++++ PROVIDED INFORMATION
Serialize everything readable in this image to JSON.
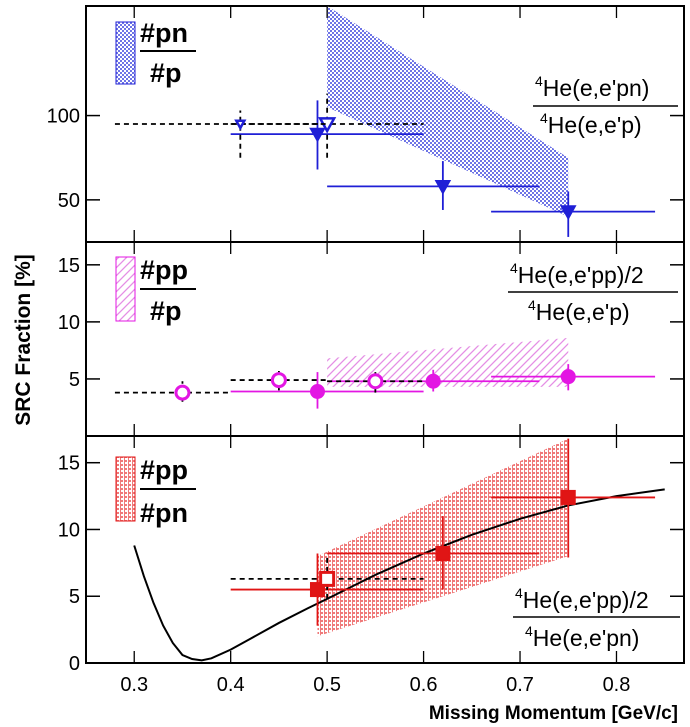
{
  "colors": {
    "pn": "#1f1fd6",
    "pp": "#e316e3",
    "ppn": "#e01515",
    "band_pn": "#6e74e6",
    "band_pp": "#e58ee5",
    "band_ppn": "#ef7a7a",
    "curve": "#000000"
  },
  "figure": {
    "ylabel": "SRC Fraction [%]",
    "xlabel": "Missing Momentum [GeV/c]"
  },
  "chart_data": [
    {
      "type": "scatter",
      "panel": "top",
      "legend": {
        "numerator": "#pn",
        "denominator": "#p"
      },
      "ratio": {
        "numerator": "He(e,e'pn)",
        "denominator": "He(e,e'p)",
        "superscript": "4"
      },
      "ylim": [
        25,
        165
      ],
      "yticks": [
        50,
        100
      ],
      "xlim": [
        0.25,
        0.87
      ],
      "series": [
        {
          "marker": "filled-triangle-down",
          "points": [
            {
              "x": 0.49,
              "y": 89,
              "xerr": [
                0.4,
                0.6
              ],
              "yerr": [
                68,
                109
              ]
            },
            {
              "x": 0.62,
              "y": 58,
              "xerr": [
                0.5,
                0.72
              ],
              "yerr": [
                44,
                73
              ]
            },
            {
              "x": 0.75,
              "y": 43,
              "xerr": [
                0.67,
                0.84
              ],
              "yerr": [
                28,
                55
              ]
            }
          ]
        },
        {
          "marker": "open-triangle-down",
          "points": [
            {
              "x": 0.5,
              "y": 95,
              "xerr": [
                0.28,
                0.6
              ],
              "yerr": [
                75,
                113
              ]
            }
          ]
        },
        {
          "marker": "open-triangle-down-small",
          "points": [
            {
              "x": 0.41,
              "y": 95,
              "xerr": [
                0.4,
                0.5
              ],
              "yerr": [
                75,
                103
              ]
            }
          ]
        }
      ],
      "band": {
        "x": [
          0.5,
          0.75
        ],
        "upper": [
          165,
          75
        ],
        "lower": [
          105,
          40
        ]
      }
    },
    {
      "type": "scatter",
      "panel": "middle",
      "legend": {
        "numerator": "#pp",
        "denominator": "#p"
      },
      "ratio": {
        "numerator": "He(e,e'pp)/2",
        "denominator": "He(e,e'p)",
        "superscript": "4"
      },
      "ylim": [
        0,
        17
      ],
      "yticks": [
        5,
        10,
        15
      ],
      "xlim": [
        0.25,
        0.87
      ],
      "series": [
        {
          "marker": "filled-circle",
          "points": [
            {
              "x": 0.49,
              "y": 3.9,
              "xerr": [
                0.4,
                0.6
              ],
              "yerr": [
                2.4,
                5.6
              ]
            },
            {
              "x": 0.61,
              "y": 4.8,
              "xerr": [
                0.5,
                0.72
              ],
              "yerr": [
                3.9,
                5.8
              ]
            },
            {
              "x": 0.75,
              "y": 5.2,
              "xerr": [
                0.67,
                0.84
              ],
              "yerr": [
                4.0,
                6.3
              ]
            }
          ]
        },
        {
          "marker": "open-circle",
          "points": [
            {
              "x": 0.35,
              "y": 3.8,
              "xerr": [
                0.28,
                0.4
              ],
              "yerr": [
                3.0,
                4.8
              ]
            },
            {
              "x": 0.45,
              "y": 4.9,
              "xerr": [
                0.4,
                0.5
              ],
              "yerr": [
                4.0,
                5.7
              ]
            },
            {
              "x": 0.55,
              "y": 4.8,
              "xerr": [
                0.5,
                0.6
              ],
              "yerr": [
                3.8,
                5.6
              ]
            }
          ]
        }
      ],
      "band": {
        "x": [
          0.5,
          0.75
        ],
        "upper": [
          6.8,
          8.6
        ],
        "lower": [
          4.3,
          4.3
        ]
      }
    },
    {
      "type": "line",
      "panel": "bottom",
      "legend": {
        "numerator": "#pp",
        "denominator": "#pn"
      },
      "ratio": {
        "numerator": "He(e,e'pp)/2",
        "denominator": "He(e,e'pn)",
        "superscript": "4"
      },
      "ylim": [
        0,
        17
      ],
      "yticks": [
        0,
        5,
        10,
        15
      ],
      "xlim": [
        0.25,
        0.87
      ],
      "xticks": [
        0.3,
        0.4,
        0.5,
        0.6,
        0.7,
        0.8
      ],
      "series": [
        {
          "marker": "filled-square",
          "points": [
            {
              "x": 0.49,
              "y": 5.5,
              "xerr": [
                0.4,
                0.6
              ],
              "yerr": [
                2.8,
                8.2
              ]
            },
            {
              "x": 0.62,
              "y": 8.2,
              "xerr": [
                0.5,
                0.72
              ],
              "yerr": [
                5.5,
                11.0
              ]
            },
            {
              "x": 0.75,
              "y": 12.4,
              "xerr": [
                0.67,
                0.84
              ],
              "yerr": [
                7.9,
                16.8
              ]
            }
          ]
        },
        {
          "marker": "open-square",
          "points": [
            {
              "x": 0.5,
              "y": 6.3,
              "xerr": [
                0.4,
                0.6
              ],
              "yerr": [
                4.8,
                8.0
              ]
            }
          ]
        }
      ],
      "curve": {
        "x": [
          0.3,
          0.31,
          0.32,
          0.33,
          0.34,
          0.35,
          0.36,
          0.37,
          0.38,
          0.4,
          0.42,
          0.45,
          0.48,
          0.5,
          0.55,
          0.6,
          0.65,
          0.7,
          0.75,
          0.8,
          0.85
        ],
        "y": [
          8.8,
          6.5,
          4.5,
          2.8,
          1.5,
          0.6,
          0.3,
          0.2,
          0.35,
          1.0,
          1.8,
          3.0,
          4.1,
          4.8,
          6.6,
          8.2,
          9.6,
          10.8,
          11.8,
          12.5,
          13.0
        ]
      },
      "band": {
        "x": [
          0.49,
          0.75
        ],
        "upper": [
          8.0,
          16.8
        ],
        "lower": [
          2.0,
          8.0
        ]
      }
    }
  ]
}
++++++++
GIVEN EXERCISE
Repeat each line of the records above exactly, but do not copy the pictures.

ANSWER TO THIS EXERCISE
Serialize everything readable in this image to JSON.
{
  "colors": {
    "pn": "#1f1fd6",
    "pp": "#e316e3",
    "ppn": "#e01515",
    "band_pn": "#6e74e6",
    "band_pp": "#e58ee5",
    "band_ppn": "#ef7a7a",
    "curve": "#000000"
  },
  "figure": {
    "ylabel": "SRC Fraction [%]",
    "xlabel": "Missing Momentum [GeV/c]"
  },
  "chart_data": [
    {
      "type": "scatter",
      "panel": "top",
      "legend": {
        "numerator": "#pn",
        "denominator": "#p"
      },
      "ratio": {
        "numerator": "He(e,e'pn)",
        "denominator": "He(e,e'p)",
        "superscript": "4"
      },
      "ylim": [
        25,
        165
      ],
      "yticks": [
        50,
        100
      ],
      "xlim": [
        0.25,
        0.87
      ],
      "series": [
        {
          "marker": "filled-triangle-down",
          "points": [
            {
              "x": 0.49,
              "y": 89,
              "xerr": [
                0.4,
                0.6
              ],
              "yerr": [
                68,
                109
              ]
            },
            {
              "x": 0.62,
              "y": 58,
              "xerr": [
                0.5,
                0.72
              ],
              "yerr": [
                44,
                73
              ]
            },
            {
              "x": 0.75,
              "y": 43,
              "xerr": [
                0.67,
                0.84
              ],
              "yerr": [
                28,
                55
              ]
            }
          ]
        },
        {
          "marker": "open-triangle-down",
          "points": [
            {
              "x": 0.5,
              "y": 95,
              "xerr": [
                0.28,
                0.6
              ],
              "yerr": [
                75,
                113
              ]
            }
          ]
        },
        {
          "marker": "open-triangle-down-small",
          "points": [
            {
              "x": 0.41,
              "y": 95,
              "xerr": [
                0.4,
                0.5
              ],
              "yerr": [
                75,
                103
              ]
            }
          ]
        }
      ],
      "band": {
        "x": [
          0.5,
          0.75
        ],
        "upper": [
          165,
          75
        ],
        "lower": [
          105,
          40
        ]
      }
    },
    {
      "type": "scatter",
      "panel": "middle",
      "legend": {
        "numerator": "#pp",
        "denominator": "#p"
      },
      "ratio": {
        "numerator": "He(e,e'pp)/2",
        "denominator": "He(e,e'p)",
        "superscript": "4"
      },
      "ylim": [
        0,
        17
      ],
      "yticks": [
        5,
        10,
        15
      ],
      "xlim": [
        0.25,
        0.87
      ],
      "series": [
        {
          "marker": "filled-circle",
          "points": [
            {
              "x": 0.49,
              "y": 3.9,
              "xerr": [
                0.4,
                0.6
              ],
              "yerr": [
                2.4,
                5.6
              ]
            },
            {
              "x": 0.61,
              "y": 4.8,
              "xerr": [
                0.5,
                0.72
              ],
              "yerr": [
                3.9,
                5.8
              ]
            },
            {
              "x": 0.75,
              "y": 5.2,
              "xerr": [
                0.67,
                0.84
              ],
              "yerr": [
                4.0,
                6.3
              ]
            }
          ]
        },
        {
          "marker": "open-circle",
          "points": [
            {
              "x": 0.35,
              "y": 3.8,
              "xerr": [
                0.28,
                0.4
              ],
              "yerr": [
                3.0,
                4.8
              ]
            },
            {
              "x": 0.45,
              "y": 4.9,
              "xerr": [
                0.4,
                0.5
              ],
              "yerr": [
                4.0,
                5.7
              ]
            },
            {
              "x": 0.55,
              "y": 4.8,
              "xerr": [
                0.5,
                0.6
              ],
              "yerr": [
                3.8,
                5.6
              ]
            }
          ]
        }
      ],
      "band": {
        "x": [
          0.5,
          0.75
        ],
        "upper": [
          6.8,
          8.6
        ],
        "lower": [
          4.3,
          4.3
        ]
      }
    },
    {
      "type": "line",
      "panel": "bottom",
      "legend": {
        "numerator": "#pp",
        "denominator": "#pn"
      },
      "ratio": {
        "numerator": "He(e,e'pp)/2",
        "denominator": "He(e,e'pn)",
        "superscript": "4"
      },
      "ylim": [
        0,
        17
      ],
      "yticks": [
        0,
        5,
        10,
        15
      ],
      "xlim": [
        0.25,
        0.87
      ],
      "xticks": [
        0.3,
        0.4,
        0.5,
        0.6,
        0.7,
        0.8
      ],
      "series": [
        {
          "marker": "filled-square",
          "points": [
            {
              "x": 0.49,
              "y": 5.5,
              "xerr": [
                0.4,
                0.6
              ],
              "yerr": [
                2.8,
                8.2
              ]
            },
            {
              "x": 0.62,
              "y": 8.2,
              "xerr": [
                0.5,
                0.72
              ],
              "yerr": [
                5.5,
                11.0
              ]
            },
            {
              "x": 0.75,
              "y": 12.4,
              "xerr": [
                0.67,
                0.84
              ],
              "yerr": [
                7.9,
                16.8
              ]
            }
          ]
        },
        {
          "marker": "open-square",
          "points": [
            {
              "x": 0.5,
              "y": 6.3,
              "xerr": [
                0.4,
                0.6
              ],
              "yerr": [
                4.8,
                8.0
              ]
            }
          ]
        }
      ],
      "curve": {
        "x": [
          0.3,
          0.31,
          0.32,
          0.33,
          0.34,
          0.35,
          0.36,
          0.37,
          0.38,
          0.4,
          0.42,
          0.45,
          0.48,
          0.5,
          0.55,
          0.6,
          0.65,
          0.7,
          0.75,
          0.8,
          0.85
        ],
        "y": [
          8.8,
          6.5,
          4.5,
          2.8,
          1.5,
          0.6,
          0.3,
          0.2,
          0.35,
          1.0,
          1.8,
          3.0,
          4.1,
          4.8,
          6.6,
          8.2,
          9.6,
          10.8,
          11.8,
          12.5,
          13.0
        ]
      },
      "band": {
        "x": [
          0.49,
          0.75
        ],
        "upper": [
          8.0,
          16.8
        ],
        "lower": [
          2.0,
          8.0
        ]
      }
    }
  ]
}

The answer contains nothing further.